§ **Do this**
Copy the following rows verbatim, beginning at the row that contains "zoom-handle [549, 615, 555, 634]" and stopping after the row that contains "trend-up [1709, 266, 1718, 272]".

[Spatial annotation records]
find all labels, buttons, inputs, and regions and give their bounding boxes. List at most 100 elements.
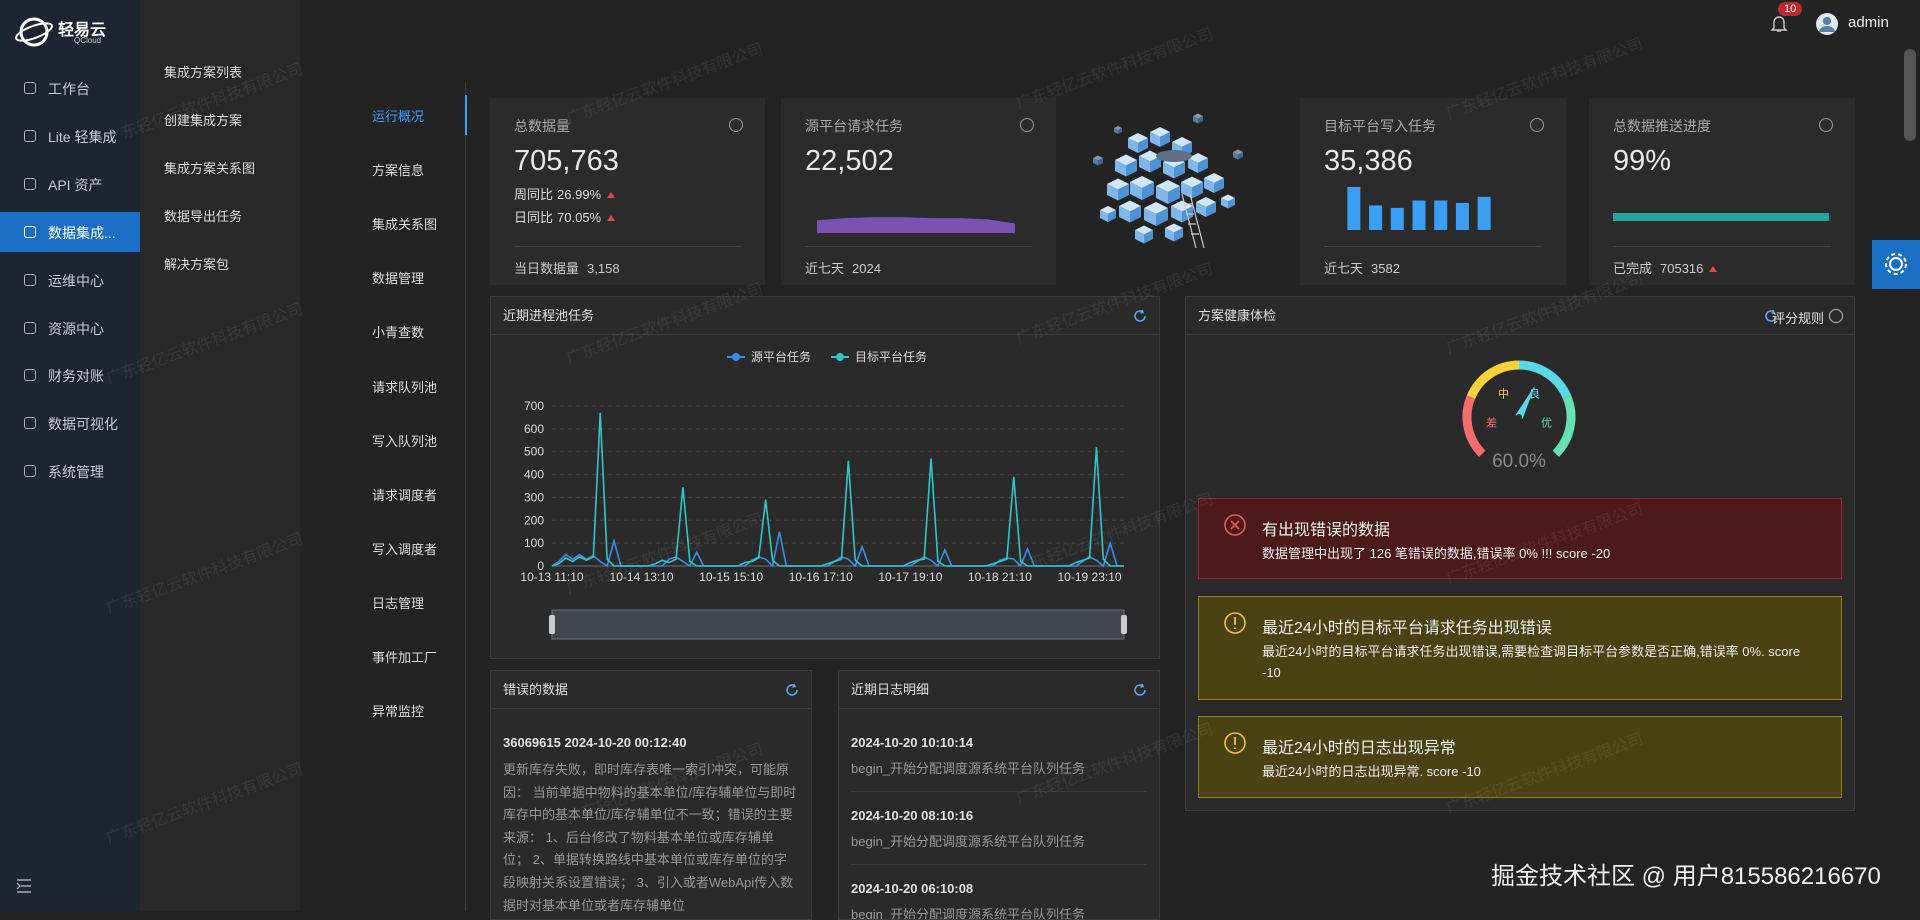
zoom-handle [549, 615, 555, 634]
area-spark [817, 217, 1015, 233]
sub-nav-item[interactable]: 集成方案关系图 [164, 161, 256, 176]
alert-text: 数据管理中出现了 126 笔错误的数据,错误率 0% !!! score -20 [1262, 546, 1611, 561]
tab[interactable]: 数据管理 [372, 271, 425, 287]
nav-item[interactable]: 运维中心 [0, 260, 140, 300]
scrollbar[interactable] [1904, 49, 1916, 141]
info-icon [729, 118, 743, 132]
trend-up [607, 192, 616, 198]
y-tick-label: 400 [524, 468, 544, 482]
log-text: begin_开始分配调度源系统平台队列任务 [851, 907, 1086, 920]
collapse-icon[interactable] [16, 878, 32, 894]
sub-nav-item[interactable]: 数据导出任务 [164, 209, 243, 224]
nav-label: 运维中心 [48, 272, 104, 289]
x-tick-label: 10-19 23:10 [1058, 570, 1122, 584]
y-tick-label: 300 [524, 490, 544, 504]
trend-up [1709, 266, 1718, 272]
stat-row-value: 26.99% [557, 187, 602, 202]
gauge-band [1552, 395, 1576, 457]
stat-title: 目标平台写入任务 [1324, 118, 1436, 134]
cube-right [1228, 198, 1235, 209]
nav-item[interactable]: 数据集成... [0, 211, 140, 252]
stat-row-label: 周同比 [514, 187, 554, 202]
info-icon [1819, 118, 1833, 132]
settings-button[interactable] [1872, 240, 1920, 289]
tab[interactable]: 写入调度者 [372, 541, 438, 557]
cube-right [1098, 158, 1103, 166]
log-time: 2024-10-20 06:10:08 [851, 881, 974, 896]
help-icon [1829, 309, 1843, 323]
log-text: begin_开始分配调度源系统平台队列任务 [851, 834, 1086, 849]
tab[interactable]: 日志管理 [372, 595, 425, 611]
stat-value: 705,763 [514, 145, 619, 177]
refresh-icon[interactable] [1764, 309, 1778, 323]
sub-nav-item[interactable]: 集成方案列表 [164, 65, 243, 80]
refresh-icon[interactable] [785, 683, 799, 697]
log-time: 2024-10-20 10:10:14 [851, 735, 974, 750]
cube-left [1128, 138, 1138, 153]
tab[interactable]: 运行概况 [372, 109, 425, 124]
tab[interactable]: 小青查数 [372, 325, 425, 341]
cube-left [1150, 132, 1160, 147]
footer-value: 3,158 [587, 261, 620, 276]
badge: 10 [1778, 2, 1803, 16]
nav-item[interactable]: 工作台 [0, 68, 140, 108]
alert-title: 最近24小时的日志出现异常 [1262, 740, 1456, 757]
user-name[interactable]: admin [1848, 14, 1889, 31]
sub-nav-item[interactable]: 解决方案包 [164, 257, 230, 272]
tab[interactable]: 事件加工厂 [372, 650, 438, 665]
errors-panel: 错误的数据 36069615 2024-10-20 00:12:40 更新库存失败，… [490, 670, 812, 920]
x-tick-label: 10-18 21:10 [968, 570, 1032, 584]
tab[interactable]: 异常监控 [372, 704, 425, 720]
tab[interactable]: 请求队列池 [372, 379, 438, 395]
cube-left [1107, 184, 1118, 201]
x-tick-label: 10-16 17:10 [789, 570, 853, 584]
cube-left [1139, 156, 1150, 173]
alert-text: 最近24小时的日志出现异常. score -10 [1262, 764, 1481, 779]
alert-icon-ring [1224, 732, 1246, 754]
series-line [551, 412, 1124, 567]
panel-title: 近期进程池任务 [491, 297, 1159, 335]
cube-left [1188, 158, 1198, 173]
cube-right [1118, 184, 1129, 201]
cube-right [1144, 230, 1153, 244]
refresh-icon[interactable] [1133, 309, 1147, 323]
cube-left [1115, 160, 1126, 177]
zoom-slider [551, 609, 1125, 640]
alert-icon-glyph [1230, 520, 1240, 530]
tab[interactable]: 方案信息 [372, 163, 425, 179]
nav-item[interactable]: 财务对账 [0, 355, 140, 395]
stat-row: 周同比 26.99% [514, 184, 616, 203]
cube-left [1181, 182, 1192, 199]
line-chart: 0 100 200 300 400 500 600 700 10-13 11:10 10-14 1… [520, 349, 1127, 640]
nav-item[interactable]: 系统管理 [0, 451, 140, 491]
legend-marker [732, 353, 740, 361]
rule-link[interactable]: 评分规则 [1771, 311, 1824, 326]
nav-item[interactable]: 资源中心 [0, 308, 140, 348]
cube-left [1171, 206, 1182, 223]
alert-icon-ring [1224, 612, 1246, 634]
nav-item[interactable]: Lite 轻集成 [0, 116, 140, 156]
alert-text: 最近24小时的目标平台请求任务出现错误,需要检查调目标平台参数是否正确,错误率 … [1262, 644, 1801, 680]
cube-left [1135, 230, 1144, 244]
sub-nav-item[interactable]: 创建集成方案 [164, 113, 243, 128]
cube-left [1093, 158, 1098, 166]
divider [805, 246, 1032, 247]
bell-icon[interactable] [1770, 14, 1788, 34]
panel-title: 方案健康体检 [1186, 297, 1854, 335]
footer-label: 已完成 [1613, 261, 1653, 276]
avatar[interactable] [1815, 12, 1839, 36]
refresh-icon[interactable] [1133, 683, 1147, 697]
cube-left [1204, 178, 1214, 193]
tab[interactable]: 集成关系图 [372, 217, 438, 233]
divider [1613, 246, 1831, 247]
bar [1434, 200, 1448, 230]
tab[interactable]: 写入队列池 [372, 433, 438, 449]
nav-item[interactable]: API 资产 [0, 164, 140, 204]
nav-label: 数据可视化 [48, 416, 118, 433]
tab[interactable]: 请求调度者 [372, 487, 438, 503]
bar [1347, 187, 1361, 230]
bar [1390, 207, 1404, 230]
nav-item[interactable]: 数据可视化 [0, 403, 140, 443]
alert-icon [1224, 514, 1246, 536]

§ **In response**
zoom-handle [549, 615, 555, 634]
area-spark [817, 217, 1015, 233]
sub-nav-item[interactable]: 集成方案关系图 [164, 161, 256, 176]
alert-text: 数据管理中出现了 126 笔错误的数据,错误率 0% !!! score -20 [1262, 546, 1611, 561]
tab[interactable]: 数据管理 [372, 271, 425, 287]
nav-item[interactable]: 运维中心 [0, 260, 140, 300]
scrollbar[interactable] [1904, 49, 1916, 141]
info-icon [729, 118, 743, 132]
trend-up [607, 192, 616, 198]
y-tick-label: 400 [524, 468, 544, 482]
log-text: begin_开始分配调度源系统平台队列任务 [851, 907, 1086, 920]
collapse-icon[interactable] [16, 878, 32, 894]
sub-nav-item[interactable]: 数据导出任务 [164, 209, 243, 224]
nav-label: 运维中心 [48, 272, 104, 289]
x-tick-label: 10-19 23:10 [1058, 570, 1122, 584]
y-tick-label: 300 [524, 490, 544, 504]
trend-up [1709, 266, 1718, 272]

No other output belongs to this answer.